GOAL OF THE EXERCISE
Can you find the lines of the listing that include "sind" and copy every one?

STORED ROWS
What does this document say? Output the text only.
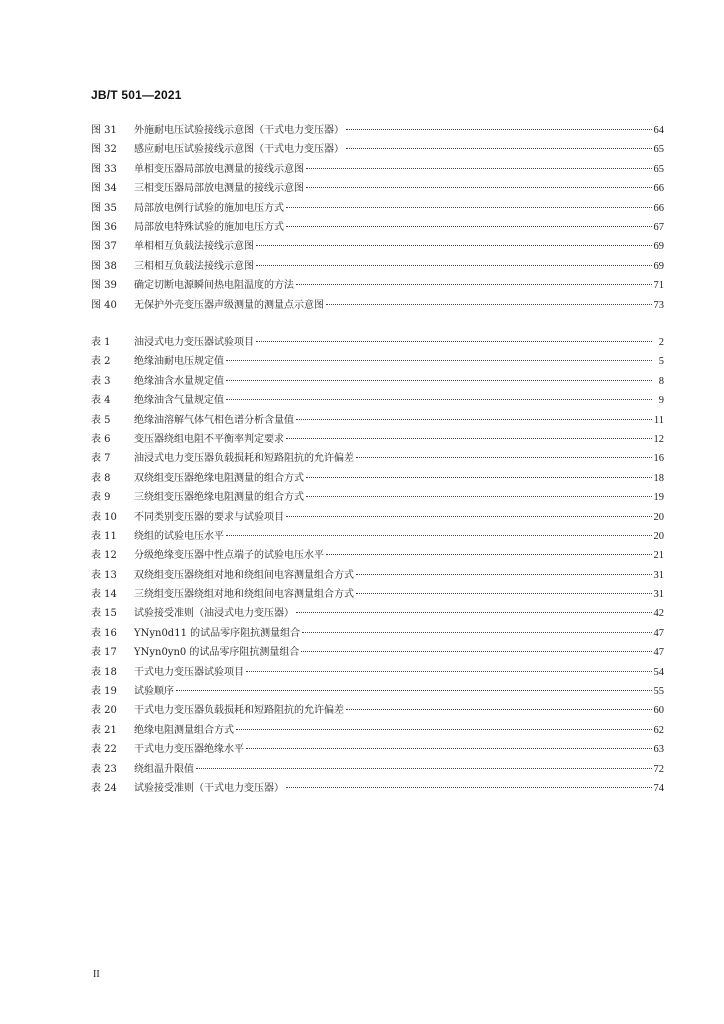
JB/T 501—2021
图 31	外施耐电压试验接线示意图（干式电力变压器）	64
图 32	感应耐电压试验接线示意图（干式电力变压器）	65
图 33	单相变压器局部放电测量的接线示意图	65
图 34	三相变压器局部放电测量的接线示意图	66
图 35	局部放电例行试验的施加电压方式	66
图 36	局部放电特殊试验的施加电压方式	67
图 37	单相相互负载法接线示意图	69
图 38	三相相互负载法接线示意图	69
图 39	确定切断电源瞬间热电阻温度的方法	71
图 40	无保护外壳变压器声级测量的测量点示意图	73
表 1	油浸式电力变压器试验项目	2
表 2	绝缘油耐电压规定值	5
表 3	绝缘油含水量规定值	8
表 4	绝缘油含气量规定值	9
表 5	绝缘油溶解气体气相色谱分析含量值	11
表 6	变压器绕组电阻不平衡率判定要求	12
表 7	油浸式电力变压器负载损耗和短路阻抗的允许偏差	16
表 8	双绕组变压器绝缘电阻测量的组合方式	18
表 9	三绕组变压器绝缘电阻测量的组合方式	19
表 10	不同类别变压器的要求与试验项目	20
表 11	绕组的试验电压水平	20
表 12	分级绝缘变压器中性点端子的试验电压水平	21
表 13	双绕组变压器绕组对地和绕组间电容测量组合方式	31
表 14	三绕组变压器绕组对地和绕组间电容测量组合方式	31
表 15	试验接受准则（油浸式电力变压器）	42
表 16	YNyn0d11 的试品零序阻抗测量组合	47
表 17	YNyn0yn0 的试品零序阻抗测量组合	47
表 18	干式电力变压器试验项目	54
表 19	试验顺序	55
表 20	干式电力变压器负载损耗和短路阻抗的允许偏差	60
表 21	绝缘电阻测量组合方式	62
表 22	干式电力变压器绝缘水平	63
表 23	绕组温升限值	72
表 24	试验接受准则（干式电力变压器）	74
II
---
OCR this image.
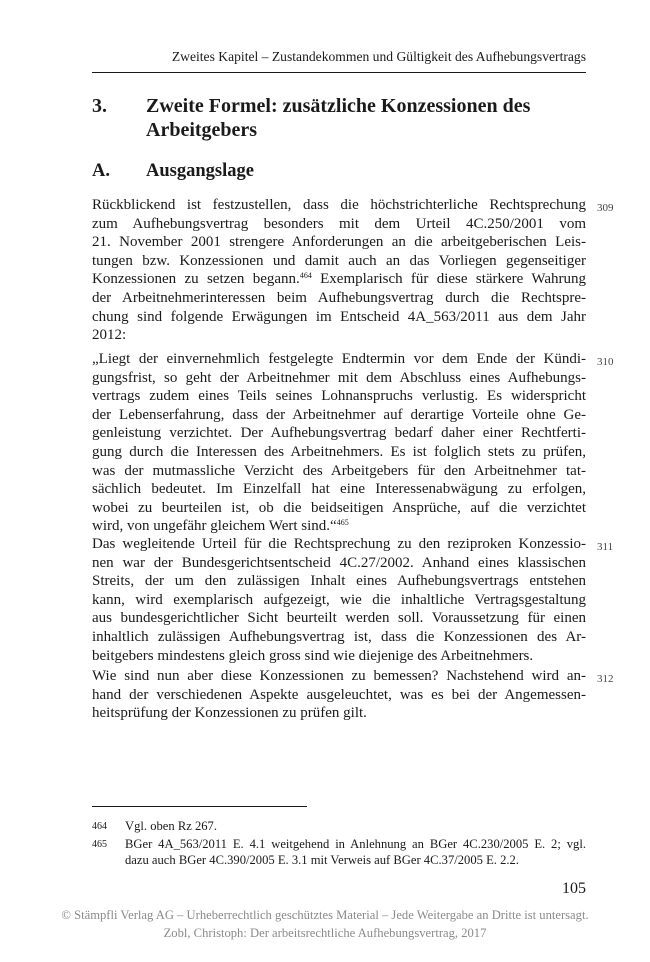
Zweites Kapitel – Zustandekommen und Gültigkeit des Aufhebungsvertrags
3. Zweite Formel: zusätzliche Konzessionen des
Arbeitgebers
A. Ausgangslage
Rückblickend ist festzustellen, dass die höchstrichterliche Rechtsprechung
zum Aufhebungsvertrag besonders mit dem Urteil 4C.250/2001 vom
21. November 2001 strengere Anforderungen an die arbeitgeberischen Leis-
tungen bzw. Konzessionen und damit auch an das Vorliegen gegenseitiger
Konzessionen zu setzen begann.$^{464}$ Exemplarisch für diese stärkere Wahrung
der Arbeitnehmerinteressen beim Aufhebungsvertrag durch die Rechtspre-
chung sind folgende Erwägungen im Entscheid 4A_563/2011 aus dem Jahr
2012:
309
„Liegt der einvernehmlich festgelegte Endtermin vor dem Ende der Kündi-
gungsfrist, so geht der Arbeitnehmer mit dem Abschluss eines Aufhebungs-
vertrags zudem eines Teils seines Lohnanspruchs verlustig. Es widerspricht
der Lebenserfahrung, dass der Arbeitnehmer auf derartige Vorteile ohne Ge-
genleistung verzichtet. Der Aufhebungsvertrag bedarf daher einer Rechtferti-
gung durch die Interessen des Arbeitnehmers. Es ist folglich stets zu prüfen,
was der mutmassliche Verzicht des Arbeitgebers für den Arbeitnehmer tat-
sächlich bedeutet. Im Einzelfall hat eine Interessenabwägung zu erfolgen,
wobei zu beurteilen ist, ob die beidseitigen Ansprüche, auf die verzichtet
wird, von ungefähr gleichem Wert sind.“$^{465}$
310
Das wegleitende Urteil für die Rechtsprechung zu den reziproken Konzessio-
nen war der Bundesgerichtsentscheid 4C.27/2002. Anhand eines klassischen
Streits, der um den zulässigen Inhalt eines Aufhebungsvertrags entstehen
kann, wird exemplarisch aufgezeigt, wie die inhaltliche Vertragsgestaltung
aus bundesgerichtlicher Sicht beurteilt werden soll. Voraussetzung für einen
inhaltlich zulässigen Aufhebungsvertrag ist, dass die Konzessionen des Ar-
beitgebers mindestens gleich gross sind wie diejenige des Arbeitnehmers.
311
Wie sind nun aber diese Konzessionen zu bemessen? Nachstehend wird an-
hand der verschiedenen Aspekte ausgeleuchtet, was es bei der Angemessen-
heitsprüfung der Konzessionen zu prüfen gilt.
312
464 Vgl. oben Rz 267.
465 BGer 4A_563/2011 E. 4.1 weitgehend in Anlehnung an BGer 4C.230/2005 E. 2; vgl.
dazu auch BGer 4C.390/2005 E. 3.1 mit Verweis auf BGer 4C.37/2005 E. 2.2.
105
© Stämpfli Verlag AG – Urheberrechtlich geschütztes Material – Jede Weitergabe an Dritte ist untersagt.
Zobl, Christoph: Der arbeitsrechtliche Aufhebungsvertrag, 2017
---
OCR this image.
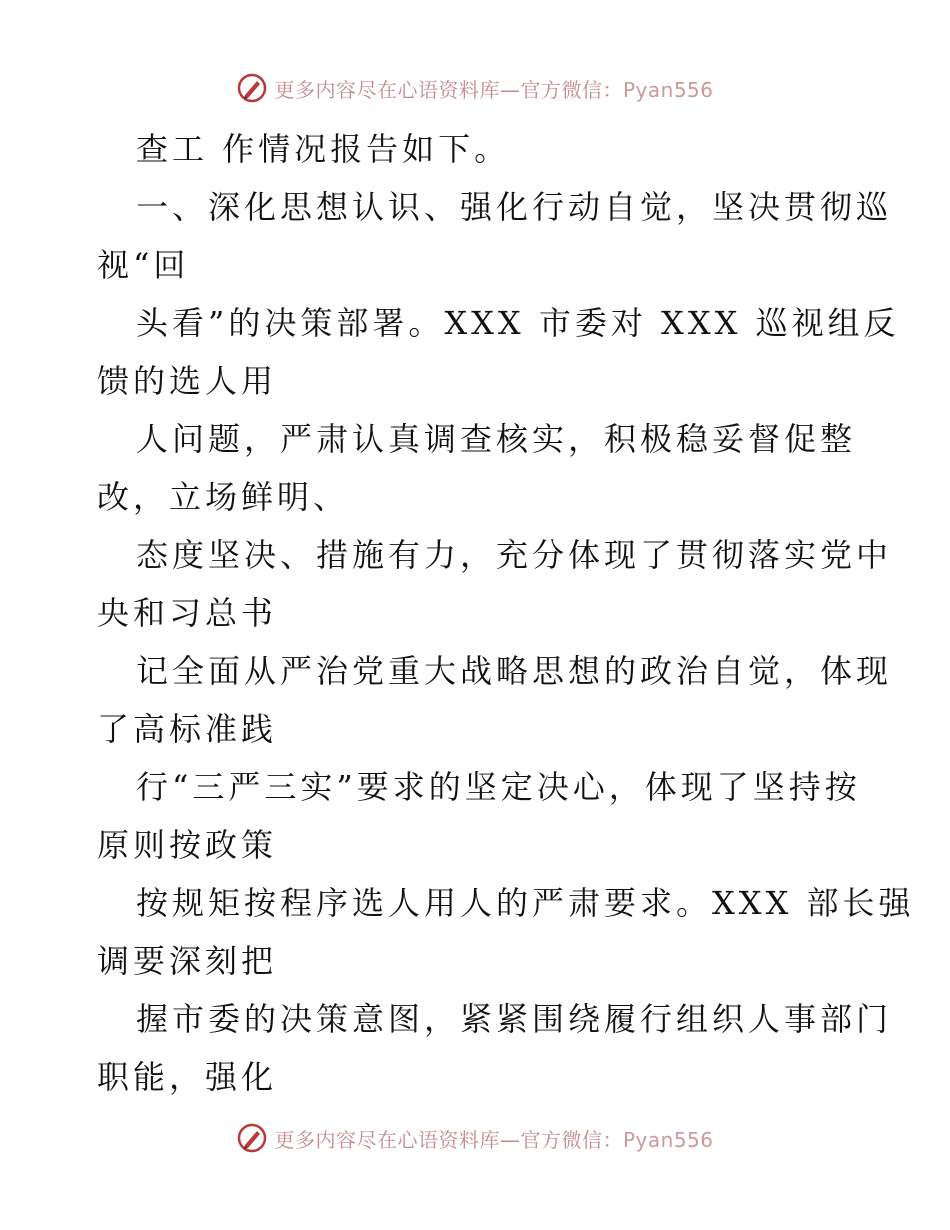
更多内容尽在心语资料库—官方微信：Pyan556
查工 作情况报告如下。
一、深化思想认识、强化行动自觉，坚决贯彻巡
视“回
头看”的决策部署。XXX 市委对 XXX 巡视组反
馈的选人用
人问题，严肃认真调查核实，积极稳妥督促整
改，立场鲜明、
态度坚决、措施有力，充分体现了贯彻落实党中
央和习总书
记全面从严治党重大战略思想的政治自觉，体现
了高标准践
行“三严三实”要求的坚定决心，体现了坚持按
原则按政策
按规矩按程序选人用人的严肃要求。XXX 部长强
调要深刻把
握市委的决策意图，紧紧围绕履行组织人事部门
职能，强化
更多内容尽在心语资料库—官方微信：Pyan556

EXERCISE ANSWER
chung sind folgende Erwägungen im Entscheid 4A_563/2011 aus dem Jahr
wird, von ungefähr gleichem Wert sind.“$^{465}$
beitgebers mindestens gleich gross sind wie diejenige des Arbeitnehmers.
Wie sind nun aber diese Konzessionen zu bemessen? Nachstehend wird an-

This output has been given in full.